STATED EXERCISE
It is required that all of the data be written out exactly.

RAW DATA
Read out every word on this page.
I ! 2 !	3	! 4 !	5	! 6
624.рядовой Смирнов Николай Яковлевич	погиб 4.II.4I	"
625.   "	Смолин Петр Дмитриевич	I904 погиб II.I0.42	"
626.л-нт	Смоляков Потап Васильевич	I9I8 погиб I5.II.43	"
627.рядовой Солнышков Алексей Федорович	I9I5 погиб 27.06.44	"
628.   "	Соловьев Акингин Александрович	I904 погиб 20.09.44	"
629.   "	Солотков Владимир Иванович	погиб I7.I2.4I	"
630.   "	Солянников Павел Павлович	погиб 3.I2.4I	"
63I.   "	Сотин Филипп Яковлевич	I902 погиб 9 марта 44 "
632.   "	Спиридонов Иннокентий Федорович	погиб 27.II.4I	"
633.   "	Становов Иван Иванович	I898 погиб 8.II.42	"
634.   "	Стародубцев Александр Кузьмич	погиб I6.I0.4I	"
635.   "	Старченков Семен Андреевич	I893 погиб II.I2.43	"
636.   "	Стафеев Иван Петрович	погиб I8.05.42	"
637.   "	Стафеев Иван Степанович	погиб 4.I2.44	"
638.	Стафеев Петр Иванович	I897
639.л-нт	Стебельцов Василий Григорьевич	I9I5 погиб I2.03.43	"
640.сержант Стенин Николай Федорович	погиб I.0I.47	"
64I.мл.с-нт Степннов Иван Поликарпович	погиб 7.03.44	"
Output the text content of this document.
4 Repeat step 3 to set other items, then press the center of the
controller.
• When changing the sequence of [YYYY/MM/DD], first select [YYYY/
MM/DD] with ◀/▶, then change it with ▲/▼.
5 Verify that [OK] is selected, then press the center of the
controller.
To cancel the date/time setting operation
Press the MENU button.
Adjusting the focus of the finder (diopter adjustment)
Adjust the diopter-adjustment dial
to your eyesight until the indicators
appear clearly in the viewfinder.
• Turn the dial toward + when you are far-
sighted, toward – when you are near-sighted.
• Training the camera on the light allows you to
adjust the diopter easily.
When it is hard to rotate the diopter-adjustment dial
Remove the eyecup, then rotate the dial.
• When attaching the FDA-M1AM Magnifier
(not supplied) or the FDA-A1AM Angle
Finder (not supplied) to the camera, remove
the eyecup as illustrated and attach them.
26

RESPONSE
Read out every word on this page.
I ! 2 !	3	! 4 !	5	! 6
624.рядовой Смирнов Николай Яковлевич	погиб 4.II.4I	"
625.   "	Смолин Петр Дмитриевич	I904 погиб II.I0.42	"
626.л-нт	Смоляков Потап Васильевич	I9I8 погиб I5.II.43	"
627.рядовой Солнышков Алексей Федорович	I9I5 погиб 27.06.44	"
628.   "	Соловьев Акингин Александрович	I904 погиб 20.09.44	"
629.   "	Солотков Владимир Иванович	погиб I7.I2.4I	"
630.   "	Солянников Павел Павлович	погиб 3.I2.4I	"
63I.   "	Сотин Филипп Яковлевич	I902 погиб 9 марта 44 "
632.   "	Спиридонов Иннокентий Федорович	погиб 27.II.4I	"
633.   "	Становов Иван Иванович	I898 погиб 8.II.42	"
634.   "	Стародубцев Александр Кузьмич	погиб I6.I0.4I	"
635.   "	Старченков Семен Андреевич	I893 погиб II.I2.43	"
636.   "	Стафеев Иван Петрович	погиб I8.05.42	"
637.   "	Стафеев Иван Степанович	погиб 4.I2.44	"
638.	Стафеев Петр Иванович	I897
639.л-нт	Стебельцов Василий Григорьевич	I9I5 погиб I2.03.43	"
640.сержант Стенин Николай Федорович	погиб I.0I.47	"
64I.мл.с-нт Степннов Иван Поликарпович	погиб 7.03.44	"
Output the text content of this document.
4 Repeat step 3 to set other items, then press the center of the
controller.
• When changing the sequence of [YYYY/MM/DD], first select [YYYY/
MM/DD] with ◀/▶, then change it with ▲/▼.
5 Verify that [OK] is selected, then press the center of the
controller.
To cancel the date/time setting operation
Press the MENU button.
Adjusting the focus of the finder (diopter adjustment)
Adjust the diopter-adjustment dial
to your eyesight until the indicators
appear clearly in the viewfinder.
• Turn the dial toward + when you are far-
sighted, toward – when you are near-sighted.
• Training the camera on the light allows you to
adjust the diopter easily.
When it is hard to rotate the diopter-adjustment dial
Remove the eyecup, then rotate the dial.
• When attaching the FDA-M1AM Magnifier
(not supplied) or the FDA-A1AM Angle
Finder (not supplied) to the camera, remove
the eyecup as illustrated and attach them.
26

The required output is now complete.